**Given request**
Give only the number of lines that include the string "WIFI".

Dataset entries:
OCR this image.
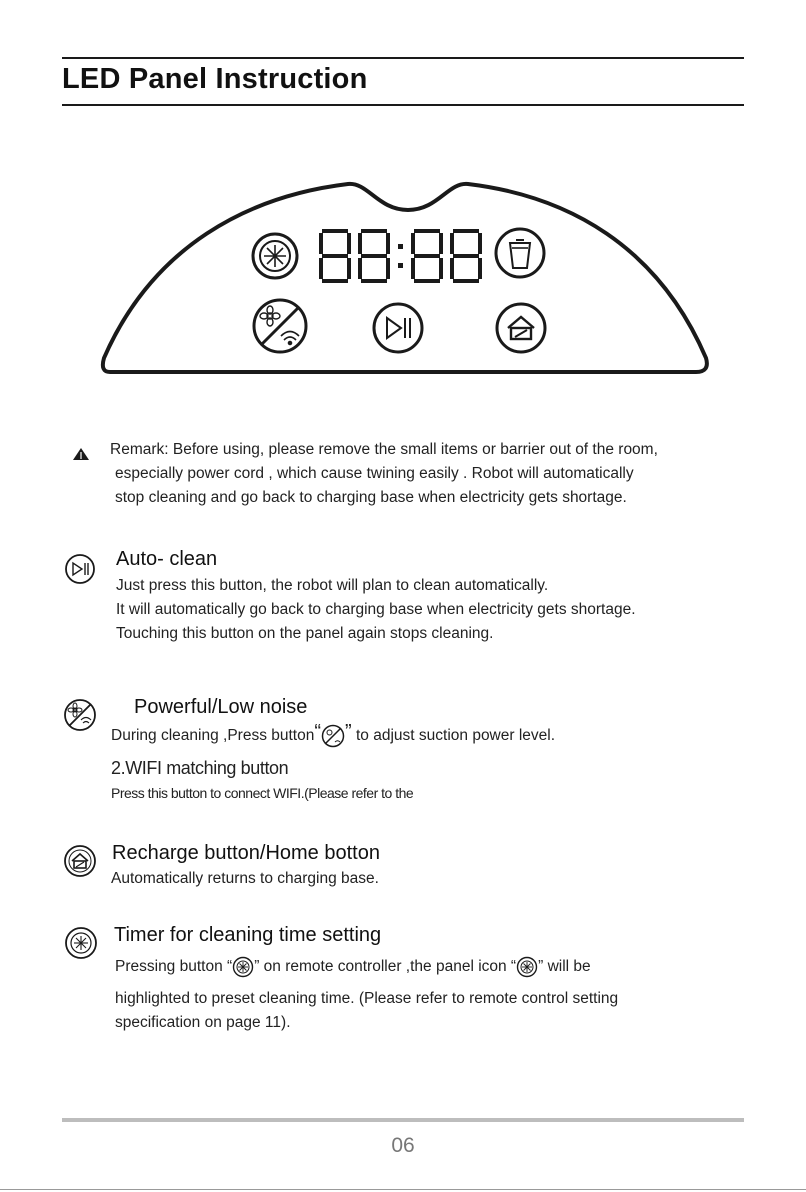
LED Panel Instruction
Remark: Before using, please remove the small items or barrier out of the room,
especially power cord , which cause twining easily . Robot will automatically
stop cleaning and go back to charging base when electricity gets shortage.
Auto- clean
Just press this button, the robot will plan to clean automatically.
It will automatically go back to charging base when electricity gets shortage.
Touching this button on the panel again stops cleaning.
Powerful/Low noise
During cleaning ,Press button“ ” to adjust suction power level.
2.WIFI matching button
Press this button to connect WIFI.(Please refer to the
Recharge button/Home botton
Automatically returns to charging base.
Timer for cleaning time setting
Pressing button “ ” on remote controller ,the panel icon “ ” will be
highlighted to preset cleaning time. (Please refer to remote control setting
specification on page 11).
06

**Reply to the task**
2